→ WHAT TO PRODUCE
Copy each line that contains the string "dress".

Part of a data file:

%%

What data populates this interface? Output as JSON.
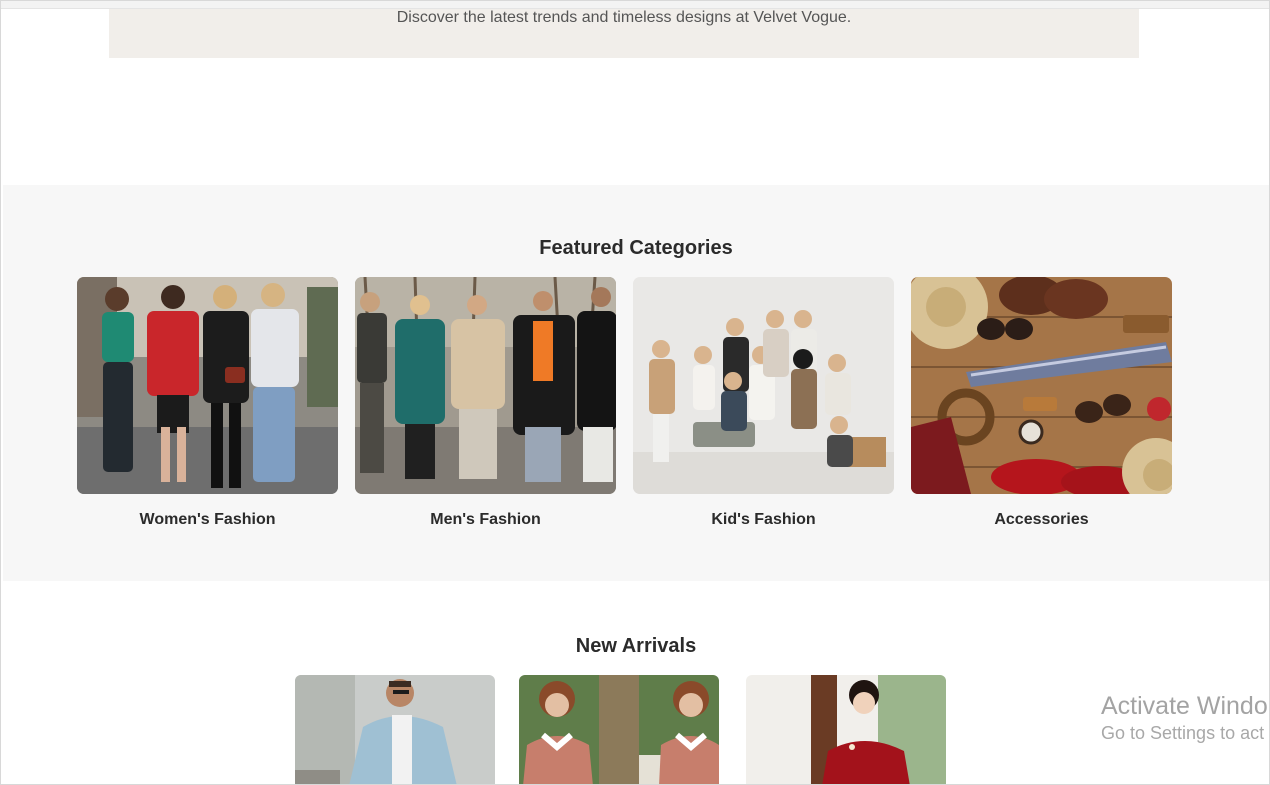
{
  "hero": {
    "subtitle": "Discover the latest trends and timeless designs at Velvet Vogue."
  },
  "featured": {
    "title": "Featured Categories",
    "categories": [
      {
        "label": "Women's Fashion",
        "image": "women-street-style-photo"
      },
      {
        "label": "Men's Fashion",
        "image": "men-street-style-photo"
      },
      {
        "label": "Kid's Fashion",
        "image": "kids-group-photo"
      },
      {
        "label": "Accessories",
        "image": "accessories-flatlay-photo"
      }
    ]
  },
  "arrivals": {
    "title": "New Arrivals",
    "products": [
      {
        "image": "man-denim-jacket-photo"
      },
      {
        "image": "women-collared-dress-photo"
      },
      {
        "image": "girl-red-dress-photo"
      }
    ]
  },
  "watermark": {
    "title": "Activate Windo",
    "subtitle": "Go to Settings to act"
  }
}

%%

→ ANSWER TO THE EXERCISE
        "image": "women-collared-dress-photo"
        "image": "girl-red-dress-photo"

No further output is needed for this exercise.